>> begin PROVIDED INFORMATION
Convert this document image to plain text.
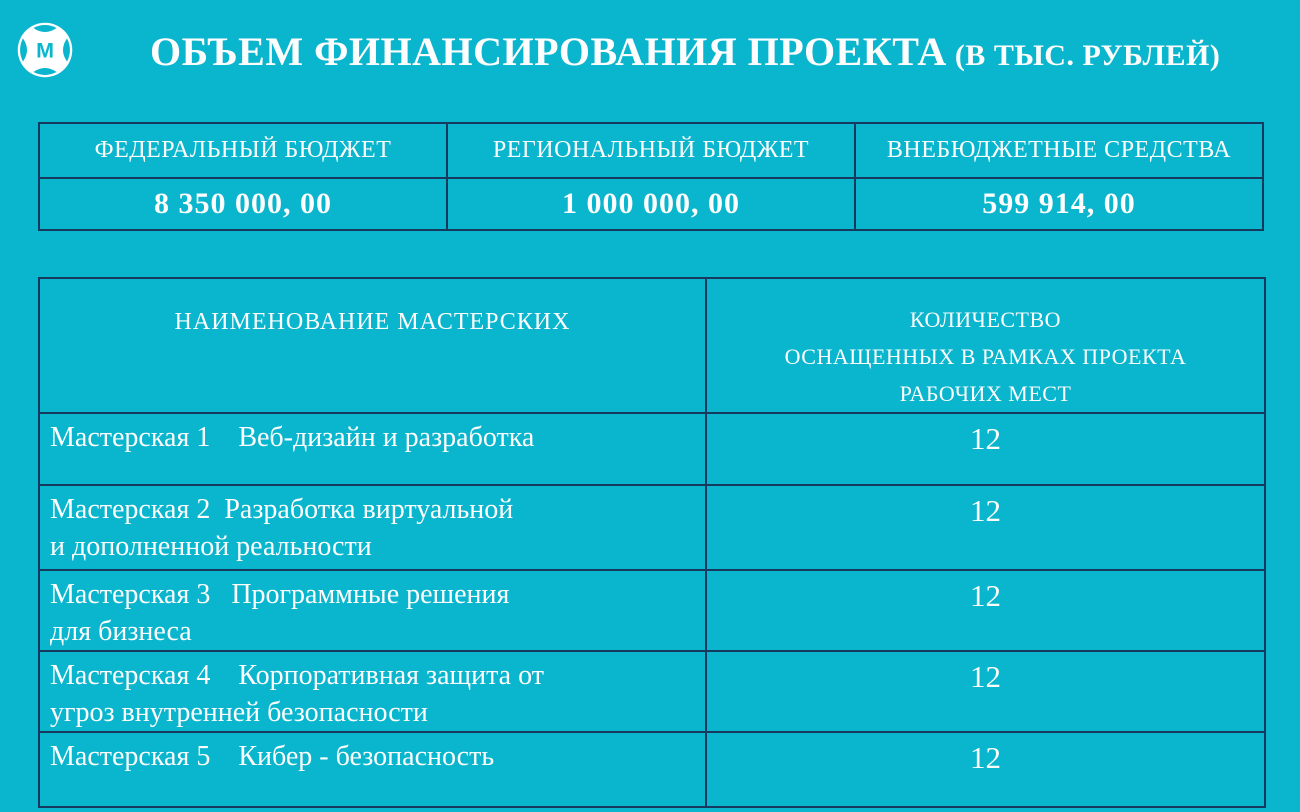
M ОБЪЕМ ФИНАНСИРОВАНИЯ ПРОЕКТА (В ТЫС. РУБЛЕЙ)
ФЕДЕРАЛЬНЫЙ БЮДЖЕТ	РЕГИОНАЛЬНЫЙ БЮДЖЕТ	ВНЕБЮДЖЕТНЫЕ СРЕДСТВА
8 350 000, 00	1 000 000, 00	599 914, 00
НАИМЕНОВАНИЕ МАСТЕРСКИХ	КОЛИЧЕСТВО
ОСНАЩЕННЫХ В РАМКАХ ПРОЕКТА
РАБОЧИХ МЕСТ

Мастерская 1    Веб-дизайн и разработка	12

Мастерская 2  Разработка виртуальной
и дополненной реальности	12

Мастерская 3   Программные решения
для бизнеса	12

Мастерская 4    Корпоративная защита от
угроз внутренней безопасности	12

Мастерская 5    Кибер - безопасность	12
>> end PROVIDED INFORMATION
>> begin PROVIDED INFORMATION
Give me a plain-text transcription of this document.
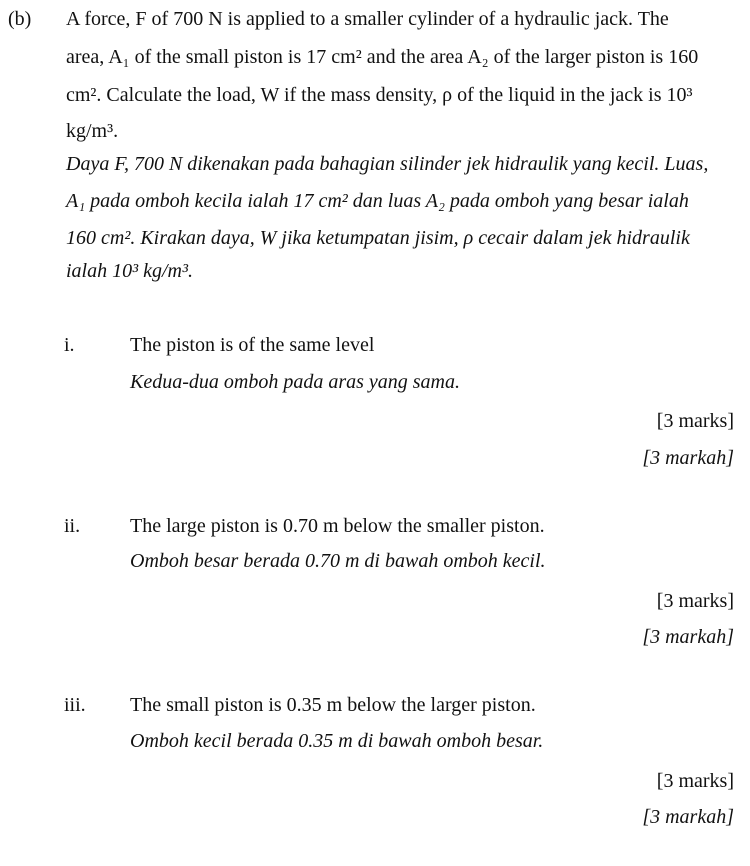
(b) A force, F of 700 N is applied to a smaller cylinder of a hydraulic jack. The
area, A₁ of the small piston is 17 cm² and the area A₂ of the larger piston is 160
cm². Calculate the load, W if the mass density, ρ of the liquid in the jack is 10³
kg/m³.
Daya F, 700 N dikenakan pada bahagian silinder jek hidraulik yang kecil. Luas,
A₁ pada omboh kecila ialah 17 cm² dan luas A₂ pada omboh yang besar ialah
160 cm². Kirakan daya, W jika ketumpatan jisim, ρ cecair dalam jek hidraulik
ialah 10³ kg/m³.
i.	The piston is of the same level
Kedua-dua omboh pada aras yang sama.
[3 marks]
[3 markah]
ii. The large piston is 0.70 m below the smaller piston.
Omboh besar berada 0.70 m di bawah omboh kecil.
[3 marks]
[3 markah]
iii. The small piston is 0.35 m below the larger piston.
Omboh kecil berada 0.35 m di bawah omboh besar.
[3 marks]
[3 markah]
>> end PROVIDED INFORMATION
>> begin PROVIDED INFORMATION
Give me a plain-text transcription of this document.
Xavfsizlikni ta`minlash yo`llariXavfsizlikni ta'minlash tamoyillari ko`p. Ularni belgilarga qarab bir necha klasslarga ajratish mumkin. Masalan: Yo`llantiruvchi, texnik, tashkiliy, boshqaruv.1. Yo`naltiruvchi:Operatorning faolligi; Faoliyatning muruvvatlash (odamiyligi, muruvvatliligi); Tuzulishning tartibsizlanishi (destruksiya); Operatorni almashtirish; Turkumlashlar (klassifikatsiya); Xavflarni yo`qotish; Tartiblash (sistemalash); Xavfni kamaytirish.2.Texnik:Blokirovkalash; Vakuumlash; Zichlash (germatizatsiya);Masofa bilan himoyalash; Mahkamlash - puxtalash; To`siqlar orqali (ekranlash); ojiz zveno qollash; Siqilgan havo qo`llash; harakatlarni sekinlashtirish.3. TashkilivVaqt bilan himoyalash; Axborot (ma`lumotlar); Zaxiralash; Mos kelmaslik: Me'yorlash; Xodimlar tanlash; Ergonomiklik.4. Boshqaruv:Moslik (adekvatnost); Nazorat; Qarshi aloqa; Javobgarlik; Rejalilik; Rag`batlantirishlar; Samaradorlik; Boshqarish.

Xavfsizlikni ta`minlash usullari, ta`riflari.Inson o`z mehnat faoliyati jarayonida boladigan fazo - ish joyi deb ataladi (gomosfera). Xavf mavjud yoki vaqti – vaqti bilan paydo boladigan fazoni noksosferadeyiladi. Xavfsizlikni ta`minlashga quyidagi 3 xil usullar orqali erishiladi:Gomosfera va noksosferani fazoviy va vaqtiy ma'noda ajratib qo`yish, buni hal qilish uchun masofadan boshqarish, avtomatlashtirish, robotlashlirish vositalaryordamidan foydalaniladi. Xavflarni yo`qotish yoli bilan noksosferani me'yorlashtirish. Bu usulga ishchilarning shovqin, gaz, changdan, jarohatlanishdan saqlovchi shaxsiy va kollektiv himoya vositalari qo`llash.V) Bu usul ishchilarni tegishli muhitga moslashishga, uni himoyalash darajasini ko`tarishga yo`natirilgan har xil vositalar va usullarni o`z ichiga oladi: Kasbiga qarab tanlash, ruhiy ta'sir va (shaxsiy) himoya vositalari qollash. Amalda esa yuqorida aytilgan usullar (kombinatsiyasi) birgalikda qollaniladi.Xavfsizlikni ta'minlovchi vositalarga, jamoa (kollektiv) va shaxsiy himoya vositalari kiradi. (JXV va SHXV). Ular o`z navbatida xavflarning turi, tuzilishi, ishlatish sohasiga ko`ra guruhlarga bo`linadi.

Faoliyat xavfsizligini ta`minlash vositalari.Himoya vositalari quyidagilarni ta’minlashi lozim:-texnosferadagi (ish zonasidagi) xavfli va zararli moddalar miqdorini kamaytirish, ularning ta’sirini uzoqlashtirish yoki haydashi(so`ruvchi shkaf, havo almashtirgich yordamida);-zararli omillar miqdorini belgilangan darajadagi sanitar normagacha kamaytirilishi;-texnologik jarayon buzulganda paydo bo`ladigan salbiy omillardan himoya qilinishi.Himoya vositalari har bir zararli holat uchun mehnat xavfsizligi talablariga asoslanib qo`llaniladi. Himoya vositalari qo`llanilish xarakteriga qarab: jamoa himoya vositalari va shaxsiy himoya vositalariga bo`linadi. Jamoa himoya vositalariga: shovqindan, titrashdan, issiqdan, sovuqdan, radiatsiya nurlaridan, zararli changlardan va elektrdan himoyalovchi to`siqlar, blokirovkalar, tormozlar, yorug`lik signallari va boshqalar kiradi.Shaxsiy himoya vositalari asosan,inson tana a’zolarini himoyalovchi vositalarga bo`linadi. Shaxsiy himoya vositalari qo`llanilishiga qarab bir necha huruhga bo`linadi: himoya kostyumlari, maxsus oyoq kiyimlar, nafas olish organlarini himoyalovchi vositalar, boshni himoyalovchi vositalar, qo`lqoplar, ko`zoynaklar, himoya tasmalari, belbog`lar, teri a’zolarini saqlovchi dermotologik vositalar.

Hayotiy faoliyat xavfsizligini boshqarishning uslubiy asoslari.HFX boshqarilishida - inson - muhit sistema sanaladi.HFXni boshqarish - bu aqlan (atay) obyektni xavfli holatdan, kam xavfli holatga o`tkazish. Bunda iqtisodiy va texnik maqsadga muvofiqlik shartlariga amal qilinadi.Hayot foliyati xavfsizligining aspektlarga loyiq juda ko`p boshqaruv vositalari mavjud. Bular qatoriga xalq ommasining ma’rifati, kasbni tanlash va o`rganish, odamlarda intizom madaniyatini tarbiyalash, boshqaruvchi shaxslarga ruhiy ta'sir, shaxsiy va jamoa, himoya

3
>> end PROVIDED INFORMATION
→ **WHAT YOU HAVE TO DO**: Using the listing above, return all lines where the word "smaller" occurs.

→ **WRITTEN REPLY**:
(b) A force, F of 700 N is applied to a smaller cylinder of a hydraulic jack. The
ii. The large piston is 0.70 m below the smaller piston.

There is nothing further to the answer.